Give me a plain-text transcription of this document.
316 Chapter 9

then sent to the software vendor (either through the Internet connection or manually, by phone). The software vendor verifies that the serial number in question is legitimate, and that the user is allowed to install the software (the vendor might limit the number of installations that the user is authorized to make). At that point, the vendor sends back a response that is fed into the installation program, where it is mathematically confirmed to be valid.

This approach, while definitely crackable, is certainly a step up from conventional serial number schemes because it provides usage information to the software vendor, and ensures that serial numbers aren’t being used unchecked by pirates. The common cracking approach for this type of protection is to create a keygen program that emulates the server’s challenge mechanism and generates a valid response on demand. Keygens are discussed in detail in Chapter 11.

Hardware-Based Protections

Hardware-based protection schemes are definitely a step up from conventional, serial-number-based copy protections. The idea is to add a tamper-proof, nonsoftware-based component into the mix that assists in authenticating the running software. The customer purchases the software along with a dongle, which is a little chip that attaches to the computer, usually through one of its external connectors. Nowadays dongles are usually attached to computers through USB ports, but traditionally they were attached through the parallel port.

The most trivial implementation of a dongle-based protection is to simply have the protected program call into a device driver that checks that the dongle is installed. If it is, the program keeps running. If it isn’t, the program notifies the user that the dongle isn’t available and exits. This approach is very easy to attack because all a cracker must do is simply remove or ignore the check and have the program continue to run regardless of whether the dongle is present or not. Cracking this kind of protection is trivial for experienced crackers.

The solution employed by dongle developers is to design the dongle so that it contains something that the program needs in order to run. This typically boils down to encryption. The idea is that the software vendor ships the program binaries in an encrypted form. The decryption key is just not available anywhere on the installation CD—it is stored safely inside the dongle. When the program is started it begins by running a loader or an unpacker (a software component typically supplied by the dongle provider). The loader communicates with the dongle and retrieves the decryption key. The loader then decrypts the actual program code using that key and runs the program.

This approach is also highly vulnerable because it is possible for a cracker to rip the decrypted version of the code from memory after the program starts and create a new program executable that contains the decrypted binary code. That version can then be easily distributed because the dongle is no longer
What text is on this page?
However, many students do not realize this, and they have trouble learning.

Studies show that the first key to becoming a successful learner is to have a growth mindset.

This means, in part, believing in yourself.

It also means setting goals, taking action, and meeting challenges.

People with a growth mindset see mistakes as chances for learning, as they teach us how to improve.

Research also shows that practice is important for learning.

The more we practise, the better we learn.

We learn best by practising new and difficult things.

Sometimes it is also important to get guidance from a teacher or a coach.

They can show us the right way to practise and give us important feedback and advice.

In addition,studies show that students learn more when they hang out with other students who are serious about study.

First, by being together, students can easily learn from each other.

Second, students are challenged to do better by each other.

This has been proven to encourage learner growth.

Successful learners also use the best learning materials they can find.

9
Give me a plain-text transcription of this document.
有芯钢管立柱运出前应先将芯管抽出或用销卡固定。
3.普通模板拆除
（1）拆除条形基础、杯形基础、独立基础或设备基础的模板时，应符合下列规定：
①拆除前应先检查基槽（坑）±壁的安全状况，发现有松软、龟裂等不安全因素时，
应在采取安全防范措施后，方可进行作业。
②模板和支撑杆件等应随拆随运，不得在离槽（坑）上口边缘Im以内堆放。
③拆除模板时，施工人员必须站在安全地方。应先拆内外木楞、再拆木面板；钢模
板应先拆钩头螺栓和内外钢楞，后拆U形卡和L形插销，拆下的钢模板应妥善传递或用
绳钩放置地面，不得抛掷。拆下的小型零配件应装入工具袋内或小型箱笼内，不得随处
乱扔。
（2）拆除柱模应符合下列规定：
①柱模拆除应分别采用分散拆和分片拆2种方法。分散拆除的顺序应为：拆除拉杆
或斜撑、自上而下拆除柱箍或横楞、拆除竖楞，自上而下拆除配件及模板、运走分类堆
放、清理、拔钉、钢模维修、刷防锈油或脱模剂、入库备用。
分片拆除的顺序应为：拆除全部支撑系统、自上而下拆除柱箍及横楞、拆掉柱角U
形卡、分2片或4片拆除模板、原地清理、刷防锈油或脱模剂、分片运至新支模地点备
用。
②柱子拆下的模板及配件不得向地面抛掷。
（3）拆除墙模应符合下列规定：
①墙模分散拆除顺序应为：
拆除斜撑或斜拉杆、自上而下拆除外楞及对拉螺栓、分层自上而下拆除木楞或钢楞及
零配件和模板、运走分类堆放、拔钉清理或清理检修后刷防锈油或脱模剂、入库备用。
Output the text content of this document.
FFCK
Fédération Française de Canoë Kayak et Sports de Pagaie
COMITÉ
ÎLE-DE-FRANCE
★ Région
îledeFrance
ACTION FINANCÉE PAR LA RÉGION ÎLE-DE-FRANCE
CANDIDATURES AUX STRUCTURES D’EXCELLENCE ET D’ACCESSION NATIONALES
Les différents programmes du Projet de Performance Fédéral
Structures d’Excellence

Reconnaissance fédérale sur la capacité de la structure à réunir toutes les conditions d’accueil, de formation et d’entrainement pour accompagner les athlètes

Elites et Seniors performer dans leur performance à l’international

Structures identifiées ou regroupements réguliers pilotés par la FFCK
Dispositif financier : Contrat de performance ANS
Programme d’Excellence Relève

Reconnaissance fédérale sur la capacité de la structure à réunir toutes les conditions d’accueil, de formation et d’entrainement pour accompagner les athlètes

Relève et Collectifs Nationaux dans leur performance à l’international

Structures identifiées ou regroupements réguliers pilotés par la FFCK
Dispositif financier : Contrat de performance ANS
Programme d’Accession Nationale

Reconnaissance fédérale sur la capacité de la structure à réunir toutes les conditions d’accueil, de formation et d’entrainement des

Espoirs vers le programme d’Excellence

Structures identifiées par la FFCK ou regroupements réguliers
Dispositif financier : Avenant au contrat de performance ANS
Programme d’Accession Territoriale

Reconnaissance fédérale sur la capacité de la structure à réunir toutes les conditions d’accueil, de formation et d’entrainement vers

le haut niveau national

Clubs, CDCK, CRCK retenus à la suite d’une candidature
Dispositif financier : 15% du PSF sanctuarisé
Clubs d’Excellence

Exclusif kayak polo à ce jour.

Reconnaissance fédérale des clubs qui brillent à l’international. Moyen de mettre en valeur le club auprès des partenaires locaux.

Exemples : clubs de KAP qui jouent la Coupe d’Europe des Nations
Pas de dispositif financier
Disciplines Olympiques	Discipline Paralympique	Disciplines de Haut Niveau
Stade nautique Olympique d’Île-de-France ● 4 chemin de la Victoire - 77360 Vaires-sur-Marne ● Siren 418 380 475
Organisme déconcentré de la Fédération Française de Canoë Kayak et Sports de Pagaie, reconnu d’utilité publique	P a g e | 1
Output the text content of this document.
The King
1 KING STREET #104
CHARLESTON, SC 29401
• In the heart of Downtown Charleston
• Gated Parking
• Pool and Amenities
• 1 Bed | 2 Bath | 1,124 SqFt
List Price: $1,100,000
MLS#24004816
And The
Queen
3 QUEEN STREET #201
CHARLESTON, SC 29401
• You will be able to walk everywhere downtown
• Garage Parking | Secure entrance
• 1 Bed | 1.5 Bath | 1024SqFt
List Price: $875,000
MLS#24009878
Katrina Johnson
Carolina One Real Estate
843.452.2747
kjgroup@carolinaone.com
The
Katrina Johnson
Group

━━━━

Check each line of the records above for the string "response", and report every line that has it.

WORKED ANSWER:
then sent to the software vendor (either through the Internet connection or manually, by phone). The software vendor verifies that the serial number in question is legitimate, and that the user is allowed to install the software (the vendor might limit the number of installations that the user is authorized to make). At that point, the vendor sends back a response that is fed into the installation program, where it is mathematically confirmed to be valid.
This approach, while definitely crackable, is certainly a step up from conventional serial number schemes because it provides usage information to the software vendor, and ensures that serial numbers aren’t being used unchecked by pirates. The common cracking approach for this type of protection is to create a keygen program that emulates the server’s challenge mechanism and generates a valid response on demand. Keygens are discussed in detail in Chapter 11.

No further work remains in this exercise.